-- Data for the task --
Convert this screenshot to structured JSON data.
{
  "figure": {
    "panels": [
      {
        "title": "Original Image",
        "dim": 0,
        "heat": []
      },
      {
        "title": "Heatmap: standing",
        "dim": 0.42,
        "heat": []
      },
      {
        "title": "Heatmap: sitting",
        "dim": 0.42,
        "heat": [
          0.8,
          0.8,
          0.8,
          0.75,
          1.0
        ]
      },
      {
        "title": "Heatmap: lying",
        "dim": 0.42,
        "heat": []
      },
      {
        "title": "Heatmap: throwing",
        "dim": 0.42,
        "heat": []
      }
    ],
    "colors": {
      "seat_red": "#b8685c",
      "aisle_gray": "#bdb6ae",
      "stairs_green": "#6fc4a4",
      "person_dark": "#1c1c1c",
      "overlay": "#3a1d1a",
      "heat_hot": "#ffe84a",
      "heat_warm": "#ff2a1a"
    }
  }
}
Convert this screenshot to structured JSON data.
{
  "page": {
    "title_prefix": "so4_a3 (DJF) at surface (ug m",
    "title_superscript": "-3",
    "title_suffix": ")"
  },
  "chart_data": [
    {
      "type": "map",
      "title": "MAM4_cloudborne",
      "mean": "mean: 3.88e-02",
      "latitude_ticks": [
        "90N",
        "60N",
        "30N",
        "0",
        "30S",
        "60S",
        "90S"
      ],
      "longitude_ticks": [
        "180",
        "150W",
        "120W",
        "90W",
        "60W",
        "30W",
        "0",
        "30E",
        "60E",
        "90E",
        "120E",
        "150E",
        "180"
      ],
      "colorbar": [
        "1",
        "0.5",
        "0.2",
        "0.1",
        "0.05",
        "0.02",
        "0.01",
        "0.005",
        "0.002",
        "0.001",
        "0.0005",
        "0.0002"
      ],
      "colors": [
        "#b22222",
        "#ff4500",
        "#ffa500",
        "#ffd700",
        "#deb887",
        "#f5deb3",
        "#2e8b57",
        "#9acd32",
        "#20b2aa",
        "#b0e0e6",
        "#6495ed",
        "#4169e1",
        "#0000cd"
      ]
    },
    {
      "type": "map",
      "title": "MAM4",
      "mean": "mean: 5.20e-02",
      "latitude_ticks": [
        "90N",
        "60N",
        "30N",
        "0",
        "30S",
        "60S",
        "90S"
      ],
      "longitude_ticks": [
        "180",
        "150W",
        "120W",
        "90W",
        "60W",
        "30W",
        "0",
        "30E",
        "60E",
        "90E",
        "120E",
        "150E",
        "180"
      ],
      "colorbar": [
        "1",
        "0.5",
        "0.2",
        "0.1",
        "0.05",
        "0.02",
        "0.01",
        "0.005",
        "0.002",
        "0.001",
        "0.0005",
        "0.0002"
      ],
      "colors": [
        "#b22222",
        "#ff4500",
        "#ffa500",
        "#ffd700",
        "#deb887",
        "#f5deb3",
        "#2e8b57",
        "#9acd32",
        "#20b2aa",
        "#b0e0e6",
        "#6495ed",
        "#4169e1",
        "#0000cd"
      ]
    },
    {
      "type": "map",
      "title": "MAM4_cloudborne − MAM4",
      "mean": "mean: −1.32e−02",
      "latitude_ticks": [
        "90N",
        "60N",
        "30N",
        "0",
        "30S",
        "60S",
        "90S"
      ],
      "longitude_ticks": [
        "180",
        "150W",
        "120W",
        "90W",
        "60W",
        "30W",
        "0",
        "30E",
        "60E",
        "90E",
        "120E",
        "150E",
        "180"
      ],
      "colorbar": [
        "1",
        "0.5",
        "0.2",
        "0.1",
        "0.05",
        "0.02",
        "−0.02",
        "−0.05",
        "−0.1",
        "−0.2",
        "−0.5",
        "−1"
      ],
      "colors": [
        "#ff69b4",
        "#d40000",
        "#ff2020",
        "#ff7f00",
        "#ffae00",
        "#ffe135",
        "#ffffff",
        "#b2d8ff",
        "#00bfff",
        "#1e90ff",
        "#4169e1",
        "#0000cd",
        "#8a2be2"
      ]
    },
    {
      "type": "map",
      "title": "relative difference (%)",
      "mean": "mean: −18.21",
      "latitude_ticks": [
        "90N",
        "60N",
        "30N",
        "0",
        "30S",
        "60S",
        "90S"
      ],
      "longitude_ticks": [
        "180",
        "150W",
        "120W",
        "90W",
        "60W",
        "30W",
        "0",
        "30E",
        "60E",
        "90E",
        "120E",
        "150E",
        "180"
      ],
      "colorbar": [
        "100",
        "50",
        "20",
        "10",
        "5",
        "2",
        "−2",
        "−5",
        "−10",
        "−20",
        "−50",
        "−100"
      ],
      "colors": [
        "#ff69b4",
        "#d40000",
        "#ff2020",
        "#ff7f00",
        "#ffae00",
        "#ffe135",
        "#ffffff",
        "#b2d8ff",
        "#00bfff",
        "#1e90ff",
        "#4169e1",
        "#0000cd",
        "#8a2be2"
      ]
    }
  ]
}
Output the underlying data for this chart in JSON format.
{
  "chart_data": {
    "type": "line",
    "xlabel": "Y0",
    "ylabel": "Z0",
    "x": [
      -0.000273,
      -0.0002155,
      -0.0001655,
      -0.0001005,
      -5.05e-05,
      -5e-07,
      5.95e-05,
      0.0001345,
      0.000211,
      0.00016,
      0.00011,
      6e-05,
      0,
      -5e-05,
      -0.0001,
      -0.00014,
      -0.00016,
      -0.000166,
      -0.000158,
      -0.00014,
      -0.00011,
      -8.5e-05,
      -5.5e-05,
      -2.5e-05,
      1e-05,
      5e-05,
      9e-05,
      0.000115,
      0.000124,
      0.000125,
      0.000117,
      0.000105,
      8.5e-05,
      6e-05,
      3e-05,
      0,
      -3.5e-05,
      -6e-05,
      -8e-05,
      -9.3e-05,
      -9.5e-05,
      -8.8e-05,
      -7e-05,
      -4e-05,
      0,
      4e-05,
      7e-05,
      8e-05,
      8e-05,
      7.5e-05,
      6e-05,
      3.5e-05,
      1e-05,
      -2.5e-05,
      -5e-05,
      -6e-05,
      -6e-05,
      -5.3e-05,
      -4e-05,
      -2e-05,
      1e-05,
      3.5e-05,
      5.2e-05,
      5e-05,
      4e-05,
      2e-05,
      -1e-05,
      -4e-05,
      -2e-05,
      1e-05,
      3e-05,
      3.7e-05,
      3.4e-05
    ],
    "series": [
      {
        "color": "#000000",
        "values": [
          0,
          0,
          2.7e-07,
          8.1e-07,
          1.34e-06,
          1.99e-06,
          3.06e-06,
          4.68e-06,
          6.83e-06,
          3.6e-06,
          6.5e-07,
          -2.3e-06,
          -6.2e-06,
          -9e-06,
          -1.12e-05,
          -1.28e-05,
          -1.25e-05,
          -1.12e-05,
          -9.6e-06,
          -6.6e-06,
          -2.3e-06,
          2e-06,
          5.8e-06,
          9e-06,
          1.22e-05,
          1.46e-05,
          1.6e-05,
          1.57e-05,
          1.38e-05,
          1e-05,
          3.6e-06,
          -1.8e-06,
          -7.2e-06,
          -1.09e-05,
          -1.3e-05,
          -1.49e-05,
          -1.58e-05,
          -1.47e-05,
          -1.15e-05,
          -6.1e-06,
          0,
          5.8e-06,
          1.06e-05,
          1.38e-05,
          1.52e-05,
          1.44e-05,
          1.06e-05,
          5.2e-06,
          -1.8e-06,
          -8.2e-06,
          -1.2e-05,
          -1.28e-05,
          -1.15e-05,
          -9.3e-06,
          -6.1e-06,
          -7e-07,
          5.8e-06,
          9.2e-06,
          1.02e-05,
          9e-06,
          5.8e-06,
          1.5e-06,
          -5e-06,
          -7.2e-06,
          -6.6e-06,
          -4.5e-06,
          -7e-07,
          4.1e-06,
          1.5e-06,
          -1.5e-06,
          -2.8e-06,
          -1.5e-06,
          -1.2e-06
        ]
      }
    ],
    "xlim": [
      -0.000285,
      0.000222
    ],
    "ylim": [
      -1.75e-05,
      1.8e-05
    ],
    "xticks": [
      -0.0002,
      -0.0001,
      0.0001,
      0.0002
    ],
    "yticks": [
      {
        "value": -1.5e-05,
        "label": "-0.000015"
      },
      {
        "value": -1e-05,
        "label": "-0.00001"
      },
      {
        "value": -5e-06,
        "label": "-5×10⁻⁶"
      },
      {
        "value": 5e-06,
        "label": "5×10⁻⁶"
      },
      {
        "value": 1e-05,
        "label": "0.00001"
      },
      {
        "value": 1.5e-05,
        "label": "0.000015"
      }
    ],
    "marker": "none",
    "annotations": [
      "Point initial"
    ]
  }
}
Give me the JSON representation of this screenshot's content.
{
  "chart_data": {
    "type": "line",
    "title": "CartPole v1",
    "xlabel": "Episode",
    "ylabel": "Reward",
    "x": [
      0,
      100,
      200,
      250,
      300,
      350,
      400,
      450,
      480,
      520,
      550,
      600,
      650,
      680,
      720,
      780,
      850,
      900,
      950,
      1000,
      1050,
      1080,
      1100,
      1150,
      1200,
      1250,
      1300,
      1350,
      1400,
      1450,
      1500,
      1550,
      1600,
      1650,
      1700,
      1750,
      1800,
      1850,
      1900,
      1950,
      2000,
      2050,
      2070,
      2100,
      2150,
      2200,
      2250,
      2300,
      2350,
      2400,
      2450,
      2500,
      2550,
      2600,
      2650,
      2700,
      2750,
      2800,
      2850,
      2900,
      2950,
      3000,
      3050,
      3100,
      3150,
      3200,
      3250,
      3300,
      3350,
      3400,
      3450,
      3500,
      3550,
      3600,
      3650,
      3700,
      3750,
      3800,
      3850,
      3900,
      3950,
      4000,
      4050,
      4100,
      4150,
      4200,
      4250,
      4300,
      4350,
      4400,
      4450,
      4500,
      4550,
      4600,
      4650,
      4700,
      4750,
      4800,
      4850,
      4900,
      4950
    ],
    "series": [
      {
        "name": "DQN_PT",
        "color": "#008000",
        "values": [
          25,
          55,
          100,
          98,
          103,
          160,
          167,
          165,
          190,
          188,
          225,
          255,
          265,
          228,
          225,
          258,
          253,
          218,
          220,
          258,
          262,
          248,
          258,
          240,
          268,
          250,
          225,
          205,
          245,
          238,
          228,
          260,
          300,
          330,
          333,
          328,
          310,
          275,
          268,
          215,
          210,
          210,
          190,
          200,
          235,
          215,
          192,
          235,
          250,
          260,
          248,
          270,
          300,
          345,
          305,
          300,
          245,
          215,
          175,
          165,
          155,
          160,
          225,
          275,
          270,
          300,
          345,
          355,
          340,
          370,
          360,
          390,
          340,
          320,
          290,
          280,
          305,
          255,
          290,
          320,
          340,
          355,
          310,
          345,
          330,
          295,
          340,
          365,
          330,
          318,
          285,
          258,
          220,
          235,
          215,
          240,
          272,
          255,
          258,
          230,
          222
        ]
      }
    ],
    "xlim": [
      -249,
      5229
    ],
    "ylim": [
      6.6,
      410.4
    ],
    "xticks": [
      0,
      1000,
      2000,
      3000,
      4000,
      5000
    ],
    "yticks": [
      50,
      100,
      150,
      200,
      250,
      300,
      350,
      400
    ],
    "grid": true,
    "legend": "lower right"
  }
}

-- Directive --
Report how many lines of the entries hold the word "Heatmap". Nothing else is needed.

-- Output --
4